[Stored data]
-- Start --

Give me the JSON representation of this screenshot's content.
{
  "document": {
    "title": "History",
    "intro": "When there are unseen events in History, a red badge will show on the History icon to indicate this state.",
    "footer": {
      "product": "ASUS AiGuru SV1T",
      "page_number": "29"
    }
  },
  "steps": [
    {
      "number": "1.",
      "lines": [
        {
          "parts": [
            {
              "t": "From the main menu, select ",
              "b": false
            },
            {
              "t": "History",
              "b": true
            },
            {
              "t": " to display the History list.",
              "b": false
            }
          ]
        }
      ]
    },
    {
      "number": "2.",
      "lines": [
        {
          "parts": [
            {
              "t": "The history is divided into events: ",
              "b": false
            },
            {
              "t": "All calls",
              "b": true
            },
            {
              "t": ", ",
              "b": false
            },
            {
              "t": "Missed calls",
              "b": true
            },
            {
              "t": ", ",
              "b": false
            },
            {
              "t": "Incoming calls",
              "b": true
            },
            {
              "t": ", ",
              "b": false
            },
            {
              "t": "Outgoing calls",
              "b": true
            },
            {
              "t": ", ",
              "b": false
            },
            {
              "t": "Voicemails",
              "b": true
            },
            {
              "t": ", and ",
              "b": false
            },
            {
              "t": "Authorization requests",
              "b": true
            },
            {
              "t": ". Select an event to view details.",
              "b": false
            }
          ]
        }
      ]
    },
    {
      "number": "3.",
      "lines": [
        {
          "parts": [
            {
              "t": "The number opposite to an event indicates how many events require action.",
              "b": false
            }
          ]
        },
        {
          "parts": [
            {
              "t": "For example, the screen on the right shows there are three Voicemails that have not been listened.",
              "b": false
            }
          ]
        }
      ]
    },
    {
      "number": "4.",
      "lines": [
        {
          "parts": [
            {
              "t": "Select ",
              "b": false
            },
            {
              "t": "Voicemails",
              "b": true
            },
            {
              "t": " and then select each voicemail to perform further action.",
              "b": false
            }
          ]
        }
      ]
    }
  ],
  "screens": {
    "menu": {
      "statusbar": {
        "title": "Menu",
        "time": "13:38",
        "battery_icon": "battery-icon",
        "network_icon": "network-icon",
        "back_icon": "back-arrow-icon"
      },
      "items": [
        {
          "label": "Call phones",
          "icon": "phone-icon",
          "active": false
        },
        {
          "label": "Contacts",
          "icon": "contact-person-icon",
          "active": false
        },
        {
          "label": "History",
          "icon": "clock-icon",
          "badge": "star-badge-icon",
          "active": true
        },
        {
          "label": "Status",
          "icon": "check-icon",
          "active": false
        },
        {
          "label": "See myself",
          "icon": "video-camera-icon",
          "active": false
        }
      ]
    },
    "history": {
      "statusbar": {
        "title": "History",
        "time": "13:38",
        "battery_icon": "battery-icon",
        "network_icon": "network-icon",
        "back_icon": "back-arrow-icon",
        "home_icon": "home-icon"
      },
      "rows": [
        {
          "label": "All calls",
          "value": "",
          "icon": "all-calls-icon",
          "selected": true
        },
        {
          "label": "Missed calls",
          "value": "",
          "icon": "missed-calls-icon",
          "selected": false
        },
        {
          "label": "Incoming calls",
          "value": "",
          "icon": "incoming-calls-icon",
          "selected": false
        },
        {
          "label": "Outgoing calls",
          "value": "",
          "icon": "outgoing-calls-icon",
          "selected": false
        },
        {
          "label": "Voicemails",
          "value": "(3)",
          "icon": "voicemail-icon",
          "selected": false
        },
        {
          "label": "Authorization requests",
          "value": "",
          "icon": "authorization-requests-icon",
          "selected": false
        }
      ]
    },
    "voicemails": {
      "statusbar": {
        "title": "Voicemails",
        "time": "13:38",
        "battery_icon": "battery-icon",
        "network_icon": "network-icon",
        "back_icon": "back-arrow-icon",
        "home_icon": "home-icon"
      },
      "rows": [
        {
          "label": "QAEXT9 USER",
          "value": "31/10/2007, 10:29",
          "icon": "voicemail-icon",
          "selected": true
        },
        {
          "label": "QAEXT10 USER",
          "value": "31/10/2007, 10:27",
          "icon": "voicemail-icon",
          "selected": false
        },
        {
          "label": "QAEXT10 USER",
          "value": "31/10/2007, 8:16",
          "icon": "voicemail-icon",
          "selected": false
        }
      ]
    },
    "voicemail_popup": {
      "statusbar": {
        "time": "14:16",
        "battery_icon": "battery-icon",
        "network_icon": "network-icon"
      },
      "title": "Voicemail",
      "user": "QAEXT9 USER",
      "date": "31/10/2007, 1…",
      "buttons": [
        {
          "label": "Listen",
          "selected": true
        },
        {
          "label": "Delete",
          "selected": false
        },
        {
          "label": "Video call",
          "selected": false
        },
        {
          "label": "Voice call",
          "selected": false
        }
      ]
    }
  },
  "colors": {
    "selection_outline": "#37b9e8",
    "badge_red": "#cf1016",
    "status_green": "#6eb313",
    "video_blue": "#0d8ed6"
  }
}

-- End --

**WORK REQUIRED:** In the lines above, locate the string "title". Copy every line where it occurs.

**WORKED ANSWER:**
    "title": "History",
        "title": "Menu",
        "title": "History",
        "title": "Voicemails",
      "title": "Voicemail",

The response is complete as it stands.